Please repeat all of the lines that follow, exactly as written.

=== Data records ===
────────────────────

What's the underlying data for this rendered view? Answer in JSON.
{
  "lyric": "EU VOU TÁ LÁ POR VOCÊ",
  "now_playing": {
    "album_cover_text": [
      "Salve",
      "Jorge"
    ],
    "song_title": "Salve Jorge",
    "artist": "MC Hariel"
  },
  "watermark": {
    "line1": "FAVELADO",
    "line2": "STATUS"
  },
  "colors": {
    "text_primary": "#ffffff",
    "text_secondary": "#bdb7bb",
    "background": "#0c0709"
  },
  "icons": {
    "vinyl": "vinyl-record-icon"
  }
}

────────────────────

=== Solution ===
What's the underlying data for this rendered view? Answer in JSON.
{
  "lyric": "EU VOU TÁ LÁ POR VOCÊ",
  "now_playing": {
    "album_cover_text": [
      "Salve",
      "Jorge"
    ],
    "song_title": "Salve Jorge",
    "artist": "MC Hariel"
  },
  "watermark": {
    "line1": "FAVELADO",
    "line2": "STATUS"
  },
  "colors": {
    "text_primary": "#ffffff",
    "text_secondary": "#bdb7bb",
    "background": "#0c0709"
  },
  "icons": {
    "vinyl": "vinyl-record-icon"
  }
}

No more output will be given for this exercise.